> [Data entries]
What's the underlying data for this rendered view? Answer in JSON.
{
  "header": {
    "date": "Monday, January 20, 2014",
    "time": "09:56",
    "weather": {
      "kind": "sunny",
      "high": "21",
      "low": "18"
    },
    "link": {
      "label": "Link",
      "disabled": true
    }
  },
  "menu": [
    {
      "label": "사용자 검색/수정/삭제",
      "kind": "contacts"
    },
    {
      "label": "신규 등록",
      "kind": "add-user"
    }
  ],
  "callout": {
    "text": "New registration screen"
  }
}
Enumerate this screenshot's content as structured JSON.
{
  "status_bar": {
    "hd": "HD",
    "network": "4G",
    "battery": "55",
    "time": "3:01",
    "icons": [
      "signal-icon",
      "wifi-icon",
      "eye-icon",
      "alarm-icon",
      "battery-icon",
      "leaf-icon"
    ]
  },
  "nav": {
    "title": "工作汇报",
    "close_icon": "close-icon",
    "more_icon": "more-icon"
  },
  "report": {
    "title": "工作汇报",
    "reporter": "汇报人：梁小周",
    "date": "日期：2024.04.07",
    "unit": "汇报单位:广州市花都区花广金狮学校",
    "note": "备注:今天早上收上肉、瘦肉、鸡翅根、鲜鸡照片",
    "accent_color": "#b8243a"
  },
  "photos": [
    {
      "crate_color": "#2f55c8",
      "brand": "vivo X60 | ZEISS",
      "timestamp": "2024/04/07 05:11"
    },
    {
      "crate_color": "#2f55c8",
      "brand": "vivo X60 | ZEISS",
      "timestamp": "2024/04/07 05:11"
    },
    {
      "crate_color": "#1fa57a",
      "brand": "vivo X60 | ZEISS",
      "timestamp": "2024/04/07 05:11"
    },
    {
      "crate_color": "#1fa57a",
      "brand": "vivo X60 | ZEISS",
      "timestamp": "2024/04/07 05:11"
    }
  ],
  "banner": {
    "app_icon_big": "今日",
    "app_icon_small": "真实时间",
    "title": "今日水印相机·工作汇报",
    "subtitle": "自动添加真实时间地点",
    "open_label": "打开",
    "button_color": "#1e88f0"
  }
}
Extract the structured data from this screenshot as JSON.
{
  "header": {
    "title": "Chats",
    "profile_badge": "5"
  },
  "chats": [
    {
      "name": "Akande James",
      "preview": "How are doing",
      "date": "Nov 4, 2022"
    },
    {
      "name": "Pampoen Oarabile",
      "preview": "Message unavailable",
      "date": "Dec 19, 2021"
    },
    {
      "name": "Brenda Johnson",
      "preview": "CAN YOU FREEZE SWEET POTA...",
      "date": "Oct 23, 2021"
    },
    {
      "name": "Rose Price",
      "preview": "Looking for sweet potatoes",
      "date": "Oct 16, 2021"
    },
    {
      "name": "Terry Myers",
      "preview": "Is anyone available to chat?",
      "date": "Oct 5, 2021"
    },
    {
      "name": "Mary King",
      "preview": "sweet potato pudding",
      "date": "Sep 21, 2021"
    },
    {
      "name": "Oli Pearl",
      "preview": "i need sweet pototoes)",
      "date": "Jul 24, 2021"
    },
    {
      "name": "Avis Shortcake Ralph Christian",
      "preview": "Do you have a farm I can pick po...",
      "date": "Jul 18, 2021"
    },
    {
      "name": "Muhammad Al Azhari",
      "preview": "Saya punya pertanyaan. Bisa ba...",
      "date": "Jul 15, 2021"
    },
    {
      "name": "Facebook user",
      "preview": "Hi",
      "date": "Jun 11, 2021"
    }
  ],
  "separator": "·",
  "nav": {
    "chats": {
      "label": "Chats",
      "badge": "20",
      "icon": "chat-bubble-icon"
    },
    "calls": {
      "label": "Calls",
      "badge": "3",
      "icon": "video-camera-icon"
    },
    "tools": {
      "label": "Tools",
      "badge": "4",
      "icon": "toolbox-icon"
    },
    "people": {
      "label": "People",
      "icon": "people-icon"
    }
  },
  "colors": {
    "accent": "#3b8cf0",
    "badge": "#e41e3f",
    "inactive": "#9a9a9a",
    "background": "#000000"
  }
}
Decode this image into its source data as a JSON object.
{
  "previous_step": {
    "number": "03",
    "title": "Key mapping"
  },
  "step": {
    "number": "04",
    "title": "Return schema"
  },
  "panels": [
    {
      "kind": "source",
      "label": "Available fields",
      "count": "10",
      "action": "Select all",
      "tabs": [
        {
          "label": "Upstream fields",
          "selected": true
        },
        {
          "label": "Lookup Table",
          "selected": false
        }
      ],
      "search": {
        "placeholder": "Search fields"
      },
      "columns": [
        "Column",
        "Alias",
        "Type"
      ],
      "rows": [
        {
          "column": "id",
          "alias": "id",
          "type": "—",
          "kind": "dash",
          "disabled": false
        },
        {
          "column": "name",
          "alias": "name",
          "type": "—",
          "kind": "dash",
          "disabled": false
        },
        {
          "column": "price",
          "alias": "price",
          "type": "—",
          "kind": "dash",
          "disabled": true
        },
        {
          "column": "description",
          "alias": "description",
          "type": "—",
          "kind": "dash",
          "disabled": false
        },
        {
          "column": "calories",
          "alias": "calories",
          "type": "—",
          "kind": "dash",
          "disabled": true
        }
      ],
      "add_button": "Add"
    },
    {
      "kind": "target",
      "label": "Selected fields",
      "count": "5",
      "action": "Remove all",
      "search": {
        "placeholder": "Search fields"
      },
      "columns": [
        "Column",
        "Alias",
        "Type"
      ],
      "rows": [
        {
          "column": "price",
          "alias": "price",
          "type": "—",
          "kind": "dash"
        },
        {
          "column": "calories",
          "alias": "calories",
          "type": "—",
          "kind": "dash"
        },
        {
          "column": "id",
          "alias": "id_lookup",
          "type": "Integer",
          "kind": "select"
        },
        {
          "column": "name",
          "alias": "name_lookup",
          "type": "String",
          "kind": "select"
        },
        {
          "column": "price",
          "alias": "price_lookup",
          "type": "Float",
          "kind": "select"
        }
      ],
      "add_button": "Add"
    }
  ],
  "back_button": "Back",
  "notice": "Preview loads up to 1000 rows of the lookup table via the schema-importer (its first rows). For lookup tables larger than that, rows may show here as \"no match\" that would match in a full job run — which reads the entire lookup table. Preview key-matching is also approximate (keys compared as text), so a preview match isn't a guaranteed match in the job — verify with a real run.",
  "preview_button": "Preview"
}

> [INSTRUCTION]
Please restate the whole listing word for word.

> [RESULT BELOW]
What's the underlying data for this rendered view? Answer in JSON.
{
  "header": {
    "date": "Monday, January 20, 2014",
    "time": "09:56",
    "weather": {
      "kind": "sunny",
      "high": "21",
      "low": "18"
    },
    "link": {
      "label": "Link",
      "disabled": true
    }
  },
  "menu": [
    {
      "label": "사용자 검색/수정/삭제",
      "kind": "contacts"
    },
    {
      "label": "신규 등록",
      "kind": "add-user"
    }
  ],
  "callout": {
    "text": "New registration screen"
  }
}
Enumerate this screenshot's content as structured JSON.
{
  "status_bar": {
    "hd": "HD",
    "network": "4G",
    "battery": "55",
    "time": "3:01",
    "icons": [
      "signal-icon",
      "wifi-icon",
      "eye-icon",
      "alarm-icon",
      "battery-icon",
      "leaf-icon"
    ]
  },
  "nav": {
    "title": "工作汇报",
    "close_icon": "close-icon",
    "more_icon": "more-icon"
  },
  "report": {
    "title": "工作汇报",
    "reporter": "汇报人：梁小周",
    "date": "日期：2024.04.07",
    "unit": "汇报单位:广州市花都区花广金狮学校",
    "note": "备注:今天早上收上肉、瘦肉、鸡翅根、鲜鸡照片",
    "accent_color": "#b8243a"
  },
  "photos": [
    {
      "crate_color": "#2f55c8",
      "brand": "vivo X60 | ZEISS",
      "timestamp": "2024/04/07 05:11"
    },
    {
      "crate_color": "#2f55c8",
      "brand": "vivo X60 | ZEISS",
      "timestamp": "2024/04/07 05:11"
    },
    {
      "crate_color": "#1fa57a",
      "brand": "vivo X60 | ZEISS",
      "timestamp": "2024/04/07 05:11"
    },
    {
      "crate_color": "#1fa57a",
      "brand": "vivo X60 | ZEISS",
      "timestamp": "2024/04/07 05:11"
    }
  ],
  "banner": {
    "app_icon_big": "今日",
    "app_icon_small": "真实时间",
    "title": "今日水印相机·工作汇报",
    "subtitle": "自动添加真实时间地点",
    "open_label": "打开",
    "button_color": "#1e88f0"
  }
}
Extract the structured data from this screenshot as JSON.
{
  "header": {
    "title": "Chats",
    "profile_badge": "5"
  },
  "chats": [
    {
      "name": "Akande James",
      "preview": "How are doing",
      "date": "Nov 4, 2022"
    },
    {
      "name": "Pampoen Oarabile",
      "preview": "Message unavailable",
      "date": "Dec 19, 2021"
    },
    {
      "name": "Brenda Johnson",
      "preview": "CAN YOU FREEZE SWEET POTA...",
      "date": "Oct 23, 2021"
    },
    {
      "name": "Rose Price",
      "preview": "Looking for sweet potatoes",
      "date": "Oct 16, 2021"
    },
    {
      "name": "Terry Myers",
      "preview": "Is anyone available to chat?",
      "date": "Oct 5, 2021"
    },
    {
      "name": "Mary King",
      "preview": "sweet potato pudding",
      "date": "Sep 21, 2021"
    },
    {
      "name": "Oli Pearl",
      "preview": "i need sweet pototoes)",
      "date": "Jul 24, 2021"
    },
    {
      "name": "Avis Shortcake Ralph Christian",
      "preview": "Do you have a farm I can pick po...",
      "date": "Jul 18, 2021"
    },
    {
      "name": "Muhammad Al Azhari",
      "preview": "Saya punya pertanyaan. Bisa ba...",
      "date": "Jul 15, 2021"
    },
    {
      "name": "Facebook user",
      "preview": "Hi",
      "date": "Jun 11, 2021"
    }
  ],
  "separator": "·",
  "nav": {
    "chats": {
      "label": "Chats",
      "badge": "20",
      "icon": "chat-bubble-icon"
    },
    "calls": {
      "label": "Calls",
      "badge": "3",
      "icon": "video-camera-icon"
    },
    "tools": {
      "label": "Tools",
      "badge": "4",
      "icon": "toolbox-icon"
    },
    "people": {
      "label": "People",
      "icon": "people-icon"
    }
  },
  "colors": {
    "accent": "#3b8cf0",
    "badge": "#e41e3f",
    "inactive": "#9a9a9a",
    "background": "#000000"
  }
}
Decode this image into its source data as a JSON object.
{
  "previous_step": {
    "number": "03",
    "title": "Key mapping"
  },
  "step": {
    "number": "04",
    "title": "Return schema"
  },
  "panels": [
    {
      "kind": "source",
      "label": "Available fields",
      "count": "10",
      "action": "Select all",
      "tabs": [
        {
          "label": "Upstream fields",
          "selected": true
        },
        {
          "label": "Lookup Table",
          "selected": false
        }
      ],
      "search": {
        "placeholder": "Search fields"
      },
      "columns": [
        "Column",
        "Alias",
        "Type"
      ],
      "rows": [
        {
          "column": "id",
          "alias": "id",
          "type": "—",
          "kind": "dash",
          "disabled": false
        },
        {
          "column": "name",
          "alias": "name",
          "type": "—",
          "kind": "dash",
          "disabled": false
        },
        {
          "column": "price",
          "alias": "price",
          "type": "—",
          "kind": "dash",
          "disabled": true
        },
        {
          "column": "description",
          "alias": "description",
          "type": "—",
          "kind": "dash",
          "disabled": false
        },
        {
          "column": "calories",
          "alias": "calories",
          "type": "—",
          "kind": "dash",
          "disabled": true
        }
      ],
      "add_button": "Add"
    },
    {
      "kind": "target",
      "label": "Selected fields",
      "count": "5",
      "action": "Remove all",
      "search": {
        "placeholder": "Search fields"
      },
      "columns": [
        "Column",
        "Alias",
        "Type"
      ],
      "rows": [
        {
          "column": "price",
          "alias": "price",
          "type": "—",
          "kind": "dash"
        },
        {
          "column": "calories",
          "alias": "calories",
          "type": "—",
          "kind": "dash"
        },
        {
          "column": "id",
          "alias": "id_lookup",
          "type": "Integer",
          "kind": "select"
        },
        {
          "column": "name",
          "alias": "name_lookup",
          "type": "String",
          "kind": "select"
        },
        {
          "column": "price",
          "alias": "price_lookup",
          "type": "Float",
          "kind": "select"
        }
      ],
      "add_button": "Add"
    }
  ],
  "back_button": "Back",
  "notice": "Preview loads up to 1000 rows of the lookup table via the schema-importer (its first rows). For lookup tables larger than that, rows may show here as \"no match\" that would match in a full job run — which reads the entire lookup table. Preview key-matching is also approximate (keys compared as text), so a preview match isn't a guaranteed match in the job — verify with a real run.",
  "preview_button": "Preview"
}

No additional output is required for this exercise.